### Problem to solve
Copy all of the material word for word, except for the pictures.

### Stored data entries
"""

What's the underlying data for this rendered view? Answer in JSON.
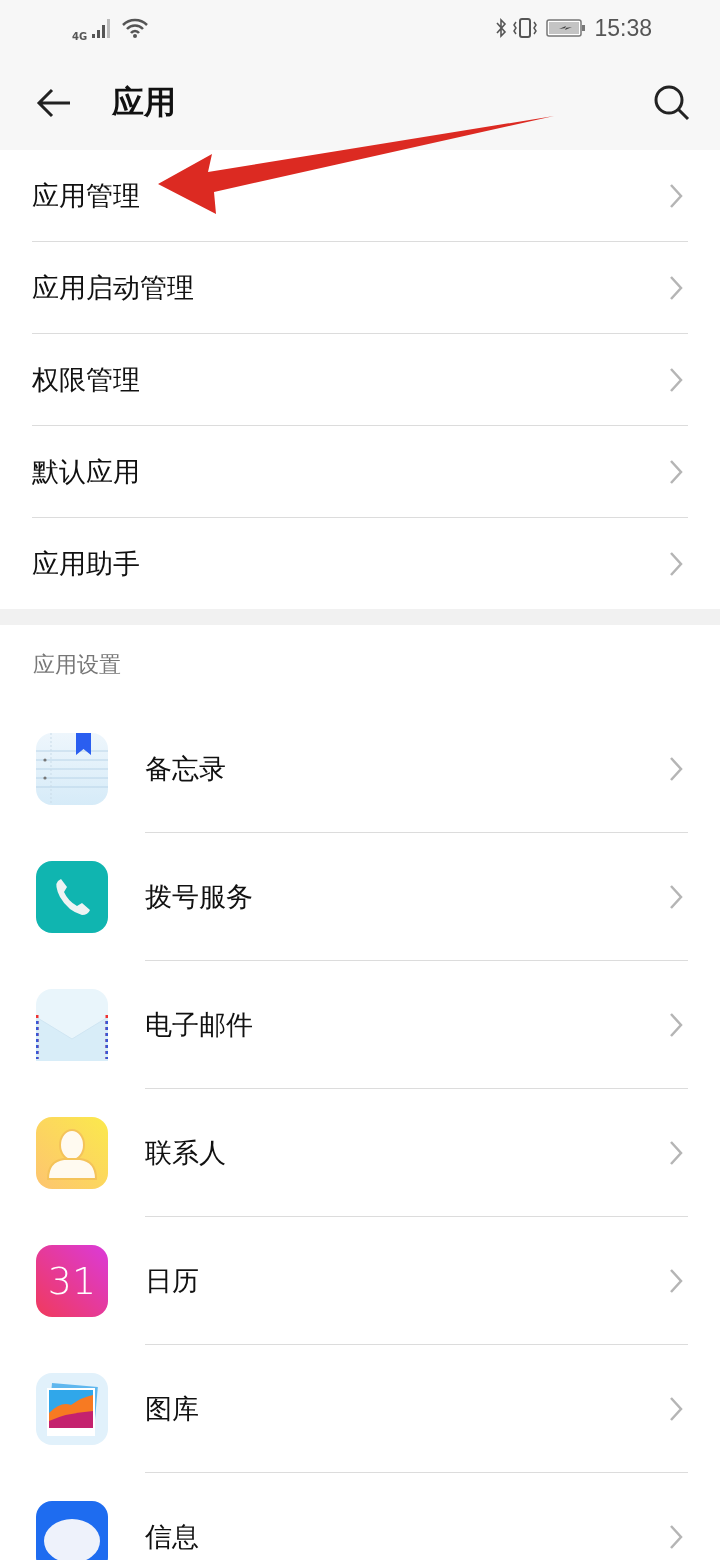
{
  "status_bar": {
    "network": "4G",
    "time": "15:38"
  },
  "header": {
    "title": "应用"
  },
  "menu_items": [
    {
      "label": "应用管理",
      "highlighted": true
    },
    {
      "label": "应用启动管理",
      "highlighted": false
    },
    {
      "label": "权限管理",
      "highlighted": false
    },
    {
      "label": "默认应用",
      "highlighted": false
    },
    {
      "label": "应用助手",
      "highlighted": false
    }
  ],
  "section": {
    "title": "应用设置"
  },
  "apps": [
    {
      "kind": "notes",
      "label": "备忘录"
    },
    {
      "kind": "dialer",
      "label": "拨号服务"
    },
    {
      "kind": "mail",
      "label": "电子邮件"
    },
    {
      "kind": "contacts",
      "label": "联系人"
    },
    {
      "kind": "calendar",
      "label": "日历",
      "icon_text": "31"
    },
    {
      "kind": "gallery",
      "label": "图库"
    },
    {
      "kind": "messages",
      "label": "信息"
    }
  ]
}
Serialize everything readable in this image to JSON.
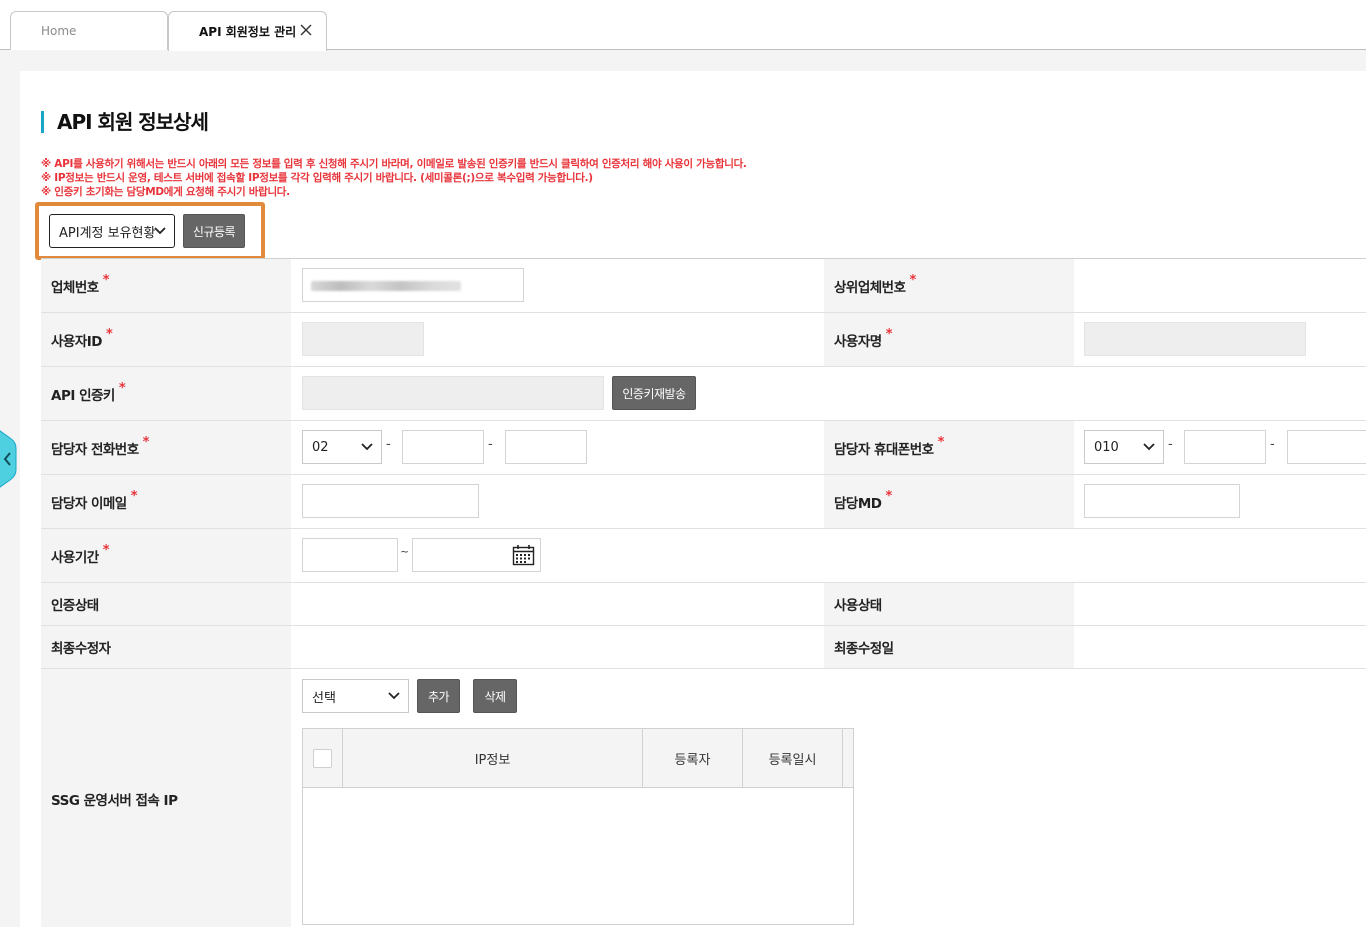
{
  "tabs": [
    {
      "label": "Home"
    },
    {
      "label": "API 회원정보 관리"
    }
  ],
  "page": {
    "title": "API 회원 정보상세",
    "notices": [
      "※ API를 사용하기 위해서는 반드시 아래의 모든 정보를 입력 후 신청해 주시기 바라며, 이메일로 발송된 인증키를 반드시 클릭하여 인증처리 해야 사용이 가능합니다.",
      "※ IP정보는 반드시 운영, 테스트 서버에 접속할 IP정보를 각각 입력해 주시기 바랍니다. (세미콜론(;)으로 복수입력 가능합니다.)",
      "※ 인증키 초기화는 담당MD에게 요청해 주시기 바랍니다."
    ]
  },
  "toolbar": {
    "account_select": "API계정 보유현황",
    "register_button": "신규등록"
  },
  "form": {
    "required_mark": "*",
    "vendor_no_label": "업체번호",
    "parent_vendor_no_label": "상위업체번호",
    "user_id_label": "사용자ID",
    "user_name_label": "사용자명",
    "api_key_label": "API 인증키",
    "reissue_key_button": "인증키재발송",
    "manager_phone_label": "담당자 전화번호",
    "phone_area": "02",
    "manager_mobile_label": "담당자 휴대폰번호",
    "mobile_prefix": "010",
    "dash": "-",
    "manager_email_label": "담당자 이메일",
    "md_label": "담당MD",
    "period_label": "사용기간",
    "period_separator": "~",
    "auth_status_label": "인증상태",
    "use_status_label": "사용상태",
    "last_editor_label": "최종수정자",
    "last_edit_date_label": "최종수정일",
    "ssg_ip_label": "SSG 운영서버 접속 IP",
    "ip_select": "선택",
    "add_button": "추가",
    "delete_button": "삭제",
    "ip_table_headers": [
      "IP정보",
      "등록자",
      "등록일시"
    ]
  },
  "colors": {
    "accent_bar": "#1aa6c8",
    "highlight_box": "#e28a3c",
    "notice_red": "#e8343a",
    "button_gray": "#666666"
  },
  "icons": [
    "close-icon",
    "chevron-down-icon",
    "calendar-icon",
    "chevron-left-icon"
  ]
}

"""

### Answer to this task
What's the underlying data for this rendered view? Answer in JSON.
{
  "status_bar": {
    "network": "4G",
    "time": "15:38"
  },
  "header": {
    "title": "应用"
  },
  "menu_items": [
    {
      "label": "应用管理",
      "highlighted": true
    },
    {
      "label": "应用启动管理",
      "highlighted": false
    },
    {
      "label": "权限管理",
      "highlighted": false
    },
    {
      "label": "默认应用",
      "highlighted": false
    },
    {
      "label": "应用助手",
      "highlighted": false
    }
  ],
  "section": {
    "title": "应用设置"
  },
  "apps": [
    {
      "kind": "notes",
      "label": "备忘录"
    },
    {
      "kind": "dialer",
      "label": "拨号服务"
    },
    {
      "kind": "mail",
      "label": "电子邮件"
    },
    {
      "kind": "contacts",
      "label": "联系人"
    },
    {
      "kind": "calendar",
      "label": "日历",
      "icon_text": "31"
    },
    {
      "kind": "gallery",
      "label": "图库"
    },
    {
      "kind": "messages",
      "label": "信息"
    }
  ]
}
Serialize everything readable in this image to JSON.
{
  "tabs": [
    {
      "label": "Home"
    },
    {
      "label": "API 회원정보 관리"
    }
  ],
  "page": {
    "title": "API 회원 정보상세",
    "notices": [
      "※ API를 사용하기 위해서는 반드시 아래의 모든 정보를 입력 후 신청해 주시기 바라며, 이메일로 발송된 인증키를 반드시 클릭하여 인증처리 해야 사용이 가능합니다.",
      "※ IP정보는 반드시 운영, 테스트 서버에 접속할 IP정보를 각각 입력해 주시기 바랍니다. (세미콜론(;)으로 복수입력 가능합니다.)",
      "※ 인증키 초기화는 담당MD에게 요청해 주시기 바랍니다."
    ]
  },
  "toolbar": {
    "account_select": "API계정 보유현황",
    "register_button": "신규등록"
  },
  "form": {
    "required_mark": "*",
    "vendor_no_label": "업체번호",
    "parent_vendor_no_label": "상위업체번호",
    "user_id_label": "사용자ID",
    "user_name_label": "사용자명",
    "api_key_label": "API 인증키",
    "reissue_key_button": "인증키재발송",
    "manager_phone_label": "담당자 전화번호",
    "phone_area": "02",
    "manager_mobile_label": "담당자 휴대폰번호",
    "mobile_prefix": "010",
    "dash": "-",
    "manager_email_label": "담당자 이메일",
    "md_label": "담당MD",
    "period_label": "사용기간",
    "period_separator": "~",
    "auth_status_label": "인증상태",
    "use_status_label": "사용상태",
    "last_editor_label": "최종수정자",
    "last_edit_date_label": "최종수정일",
    "ssg_ip_label": "SSG 운영서버 접속 IP",
    "ip_select": "선택",
    "add_button": "추가",
    "delete_button": "삭제",
    "ip_table_headers": [
      "IP정보",
      "등록자",
      "등록일시"
    ]
  },
  "colors": {
    "accent_bar": "#1aa6c8",
    "highlight_box": "#e28a3c",
    "notice_red": "#e8343a",
    "button_gray": "#666666"
  },
  "icons": [
    "close-icon",
    "chevron-down-icon",
    "calendar-icon",
    "chevron-left-icon"
  ]
}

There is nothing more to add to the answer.